## DATASET CONTENT

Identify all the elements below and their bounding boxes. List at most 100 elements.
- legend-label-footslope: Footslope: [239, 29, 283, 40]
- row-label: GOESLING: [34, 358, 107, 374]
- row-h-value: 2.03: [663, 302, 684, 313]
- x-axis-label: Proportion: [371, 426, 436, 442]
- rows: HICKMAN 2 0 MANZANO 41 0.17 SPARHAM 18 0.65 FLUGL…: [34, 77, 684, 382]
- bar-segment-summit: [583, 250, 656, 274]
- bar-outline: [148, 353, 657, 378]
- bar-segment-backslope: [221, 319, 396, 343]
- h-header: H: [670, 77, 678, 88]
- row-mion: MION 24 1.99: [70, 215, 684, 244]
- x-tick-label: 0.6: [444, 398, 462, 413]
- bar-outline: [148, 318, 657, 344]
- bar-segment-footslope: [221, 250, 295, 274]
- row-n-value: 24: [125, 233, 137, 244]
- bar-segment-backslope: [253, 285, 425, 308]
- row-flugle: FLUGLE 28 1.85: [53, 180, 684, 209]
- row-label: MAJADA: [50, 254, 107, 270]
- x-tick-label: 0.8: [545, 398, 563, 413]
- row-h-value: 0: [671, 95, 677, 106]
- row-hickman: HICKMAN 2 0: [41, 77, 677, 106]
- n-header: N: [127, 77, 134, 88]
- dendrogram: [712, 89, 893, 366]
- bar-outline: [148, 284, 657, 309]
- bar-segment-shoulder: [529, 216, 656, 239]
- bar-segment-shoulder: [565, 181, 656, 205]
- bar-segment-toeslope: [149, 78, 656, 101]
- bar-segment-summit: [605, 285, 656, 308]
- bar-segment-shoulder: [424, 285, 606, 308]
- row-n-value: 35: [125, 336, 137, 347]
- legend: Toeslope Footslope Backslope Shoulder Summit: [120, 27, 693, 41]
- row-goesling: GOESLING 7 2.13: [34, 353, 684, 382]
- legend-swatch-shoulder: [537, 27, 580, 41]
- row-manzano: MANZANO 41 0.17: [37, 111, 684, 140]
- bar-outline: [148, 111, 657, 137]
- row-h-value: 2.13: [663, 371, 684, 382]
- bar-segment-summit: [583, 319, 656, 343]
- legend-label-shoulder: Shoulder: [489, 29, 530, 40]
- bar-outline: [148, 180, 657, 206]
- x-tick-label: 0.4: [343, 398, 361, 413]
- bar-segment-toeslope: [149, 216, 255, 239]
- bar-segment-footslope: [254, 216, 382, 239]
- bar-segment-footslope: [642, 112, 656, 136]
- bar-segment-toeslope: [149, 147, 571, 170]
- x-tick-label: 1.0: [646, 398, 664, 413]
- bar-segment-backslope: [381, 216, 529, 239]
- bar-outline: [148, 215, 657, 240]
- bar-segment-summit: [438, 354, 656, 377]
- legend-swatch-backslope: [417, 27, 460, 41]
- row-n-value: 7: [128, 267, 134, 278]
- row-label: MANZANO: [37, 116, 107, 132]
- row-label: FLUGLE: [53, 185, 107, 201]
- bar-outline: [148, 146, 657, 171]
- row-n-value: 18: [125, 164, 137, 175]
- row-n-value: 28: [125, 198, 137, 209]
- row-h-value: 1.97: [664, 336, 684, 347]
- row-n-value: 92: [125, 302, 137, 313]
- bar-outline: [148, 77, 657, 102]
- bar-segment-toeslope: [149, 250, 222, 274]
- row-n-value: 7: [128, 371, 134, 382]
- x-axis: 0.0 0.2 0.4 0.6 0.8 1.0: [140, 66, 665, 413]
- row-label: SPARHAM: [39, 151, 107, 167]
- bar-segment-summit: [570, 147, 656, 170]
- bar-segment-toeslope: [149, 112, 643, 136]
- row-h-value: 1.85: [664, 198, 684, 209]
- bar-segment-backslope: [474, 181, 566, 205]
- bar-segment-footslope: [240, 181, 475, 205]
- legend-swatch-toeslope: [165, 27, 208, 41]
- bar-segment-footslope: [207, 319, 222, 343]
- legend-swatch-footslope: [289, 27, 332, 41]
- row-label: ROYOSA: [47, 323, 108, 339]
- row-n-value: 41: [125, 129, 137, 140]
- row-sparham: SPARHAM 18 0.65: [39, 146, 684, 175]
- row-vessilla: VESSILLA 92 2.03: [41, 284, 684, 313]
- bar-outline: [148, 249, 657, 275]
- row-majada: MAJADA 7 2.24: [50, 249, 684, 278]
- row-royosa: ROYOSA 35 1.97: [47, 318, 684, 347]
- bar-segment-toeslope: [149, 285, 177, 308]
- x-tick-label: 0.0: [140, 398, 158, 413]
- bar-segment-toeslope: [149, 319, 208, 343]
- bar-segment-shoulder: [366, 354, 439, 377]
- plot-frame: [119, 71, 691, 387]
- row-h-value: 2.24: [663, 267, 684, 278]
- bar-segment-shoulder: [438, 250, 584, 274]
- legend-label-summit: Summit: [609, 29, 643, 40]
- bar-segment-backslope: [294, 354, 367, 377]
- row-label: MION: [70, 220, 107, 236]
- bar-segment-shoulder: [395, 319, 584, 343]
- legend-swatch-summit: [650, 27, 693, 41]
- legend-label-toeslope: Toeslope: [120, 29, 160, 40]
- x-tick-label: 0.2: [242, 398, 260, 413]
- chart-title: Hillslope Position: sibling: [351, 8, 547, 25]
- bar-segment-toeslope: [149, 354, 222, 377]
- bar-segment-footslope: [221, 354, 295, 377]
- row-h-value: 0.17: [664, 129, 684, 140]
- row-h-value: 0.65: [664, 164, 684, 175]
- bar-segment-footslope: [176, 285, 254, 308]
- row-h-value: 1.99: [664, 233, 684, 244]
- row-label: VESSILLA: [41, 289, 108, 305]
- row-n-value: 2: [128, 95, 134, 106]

## REQUEST
Copy all of the data above line for line, changing nothing.

## TASK ANSWER
Identify all the elements below and their bounding boxes. List at most 100 elements.
- legend-label-footslope: Footslope: [239, 29, 283, 40]
- row-label: GOESLING: [34, 358, 107, 374]
- row-h-value: 2.03: [663, 302, 684, 313]
- x-axis-label: Proportion: [371, 426, 436, 442]
- rows: HICKMAN 2 0 MANZANO 41 0.17 SPARHAM 18 0.65 FLUGL…: [34, 77, 684, 382]
- bar-segment-summit: [583, 250, 656, 274]
- bar-outline: [148, 353, 657, 378]
- bar-segment-backslope: [221, 319, 396, 343]
- h-header: H: [670, 77, 678, 88]
- row-mion: MION 24 1.99: [70, 215, 684, 244]
- x-tick-label: 0.6: [444, 398, 462, 413]
- bar-outline: [148, 318, 657, 344]
- bar-segment-footslope: [221, 250, 295, 274]
- row-n-value: 24: [125, 233, 137, 244]
- bar-segment-backslope: [253, 285, 425, 308]
- row-flugle: FLUGLE 28 1.85: [53, 180, 684, 209]
- row-label: MAJADA: [50, 254, 107, 270]
- x-tick-label: 0.8: [545, 398, 563, 413]
- row-h-value: 0: [671, 95, 677, 106]
- row-hickman: HICKMAN 2 0: [41, 77, 677, 106]
- n-header: N: [127, 77, 134, 88]
- dendrogram: [712, 89, 893, 366]
- bar-outline: [148, 284, 657, 309]
- bar-segment-shoulder: [529, 216, 656, 239]
- bar-segment-shoulder: [565, 181, 656, 205]
- bar-segment-toeslope: [149, 78, 656, 101]
- bar-segment-summit: [605, 285, 656, 308]
- bar-segment-shoulder: [424, 285, 606, 308]
- row-n-value: 35: [125, 336, 137, 347]
- legend: Toeslope Footslope Backslope Shoulder Summit: [120, 27, 693, 41]
- row-goesling: GOESLING 7 2.13: [34, 353, 684, 382]
- legend-swatch-shoulder: [537, 27, 580, 41]
- row-manzano: MANZANO 41 0.17: [37, 111, 684, 140]
- bar-outline: [148, 111, 657, 137]
- row-h-value: 2.13: [663, 371, 684, 382]
- bar-segment-summit: [583, 319, 656, 343]
- legend-label-shoulder: Shoulder: [489, 29, 530, 40]
- bar-outline: [148, 180, 657, 206]
- x-tick-label: 0.4: [343, 398, 361, 413]
- bar-segment-toeslope: [149, 216, 255, 239]
- bar-segment-footslope: [254, 216, 382, 239]
- bar-segment-footslope: [642, 112, 656, 136]
- bar-segment-toeslope: [149, 147, 571, 170]
- x-tick-label: 1.0: [646, 398, 664, 413]
- bar-segment-backslope: [381, 216, 529, 239]
- bar-outline: [148, 215, 657, 240]
- bar-segment-summit: [438, 354, 656, 377]
- legend-swatch-backslope: [417, 27, 460, 41]
- row-n-value: 7: [128, 267, 134, 278]
- row-label: MANZANO: [37, 116, 107, 132]
- row-label: FLUGLE: [53, 185, 107, 201]
- bar-outline: [148, 146, 657, 171]
- row-n-value: 18: [125, 164, 137, 175]
- row-n-value: 28: [125, 198, 137, 209]
- row-h-value: 1.97: [664, 336, 684, 347]
- row-n-value: 92: [125, 302, 137, 313]
- bar-outline: [148, 77, 657, 102]
- bar-segment-toeslope: [149, 250, 222, 274]
- row-n-value: 7: [128, 371, 134, 382]
- x-axis: 0.0 0.2 0.4 0.6 0.8 1.0: [140, 66, 665, 413]
- row-label: SPARHAM: [39, 151, 107, 167]
- bar-segment-summit: [570, 147, 656, 170]
- bar-segment-toeslope: [149, 112, 643, 136]
- row-h-value: 1.85: [664, 198, 684, 209]
- bar-segment-backslope: [474, 181, 566, 205]
- bar-segment-footslope: [240, 181, 475, 205]
- legend-swatch-toeslope: [165, 27, 208, 41]
- bar-segment-footslope: [207, 319, 222, 343]
- legend-swatch-footslope: [289, 27, 332, 41]
- row-label: ROYOSA: [47, 323, 108, 339]
- row-n-value: 41: [125, 129, 137, 140]
- row-sparham: SPARHAM 18 0.65: [39, 146, 684, 175]
- row-vessilla: VESSILLA 92 2.03: [41, 284, 684, 313]
- bar-outline: [148, 249, 657, 275]
- row-majada: MAJADA 7 2.24: [50, 249, 684, 278]
- row-royosa: ROYOSA 35 1.97: [47, 318, 684, 347]
- bar-segment-toeslope: [149, 285, 177, 308]
- x-tick-label: 0.0: [140, 398, 158, 413]
- bar-segment-toeslope: [149, 319, 208, 343]
- bar-segment-shoulder: [366, 354, 439, 377]
- plot-frame: [119, 71, 691, 387]
- row-h-value: 2.24: [663, 267, 684, 278]
- bar-segment-shoulder: [438, 250, 584, 274]
- legend-label-summit: Summit: [609, 29, 643, 40]
- bar-segment-backslope: [294, 354, 367, 377]
- row-label: MION: [70, 220, 107, 236]
- bar-segment-shoulder: [395, 319, 584, 343]
- legend-swatch-summit: [650, 27, 693, 41]
- legend-label-toeslope: Toeslope: [120, 29, 160, 40]
- x-tick-label: 0.2: [242, 398, 260, 413]
- chart-title: Hillslope Position: sibling: [351, 8, 547, 25]
- bar-segment-toeslope: [149, 354, 222, 377]
- bar-segment-footslope: [221, 354, 295, 377]
- row-h-value: 0.17: [664, 129, 684, 140]
- row-h-value: 0.65: [664, 164, 684, 175]
- bar-segment-footslope: [176, 285, 254, 308]
- row-h-value: 1.99: [664, 233, 684, 244]
- row-label: VESSILLA: [41, 289, 108, 305]
- row-n-value: 2: [128, 95, 134, 106]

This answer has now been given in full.